In the records below, tally every line containing "label". Report only the total.

--- BEGIN Supplied material ---

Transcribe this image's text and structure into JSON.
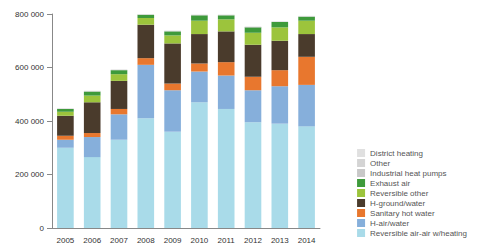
{
  "chart_data": {
    "type": "bar",
    "stacked": true,
    "grid": false,
    "legend": "lower right",
    "categories": [
      "2005",
      "2006",
      "2007",
      "2008",
      "2009",
      "2010",
      "2011",
      "2012",
      "2013",
      "2014"
    ],
    "ylim": [
      0,
      800000
    ],
    "yticks": [
      0,
      {
        "value": 200000,
        "label": "200 000"
      },
      {
        "value": 400000,
        "label": "400 000"
      },
      {
        "value": 600000,
        "label": "600 000"
      },
      {
        "value": 800000,
        "label": "800 000"
      }
    ],
    "series": [
      {
        "name": "Reversible air-air w/heating",
        "color": "#a9dbe9",
        "values": [
          300000,
          265000,
          330000,
          410000,
          360000,
          470000,
          445000,
          395000,
          390000,
          380000
        ]
      },
      {
        "name": "H-air/water",
        "color": "#86afdb",
        "values": [
          30000,
          75000,
          95000,
          200000,
          155000,
          115000,
          125000,
          120000,
          140000,
          155000
        ]
      },
      {
        "name": "Sanitary hot water",
        "color": "#e8772e",
        "values": [
          15000,
          15000,
          20000,
          25000,
          25000,
          30000,
          50000,
          50000,
          60000,
          105000
        ]
      },
      {
        "name": "H-ground/water",
        "color": "#4a3b2c",
        "values": [
          75000,
          115000,
          105000,
          125000,
          150000,
          110000,
          115000,
          120000,
          110000,
          85000
        ]
      },
      {
        "name": "Reversible other",
        "color": "#9cc43c",
        "values": [
          15000,
          25000,
          25000,
          25000,
          30000,
          50000,
          45000,
          45000,
          50000,
          50000
        ]
      },
      {
        "name": "Exhaust air",
        "color": "#3e9a3b",
        "values": [
          10000,
          15000,
          15000,
          12000,
          15000,
          20000,
          15000,
          20000,
          20000,
          15000
        ]
      },
      {
        "name": "Industrial heat pumps",
        "color": "#c8c8c8",
        "values": [
          1000,
          1000,
          1000,
          1000,
          1000,
          1000,
          1000,
          1000,
          1000,
          1000
        ]
      },
      {
        "name": "Other",
        "color": "#d4d4d4",
        "values": [
          1000,
          1000,
          1000,
          1000,
          1000,
          1000,
          1000,
          1000,
          1000,
          1000
        ]
      },
      {
        "name": "District heating",
        "color": "#e0e0e0",
        "values": [
          1000,
          1000,
          1000,
          1000,
          1000,
          1000,
          1000,
          1000,
          1000,
          1000
        ]
      }
    ]
  }
}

--- END Supplied material ---

#### Answer to the problem:
4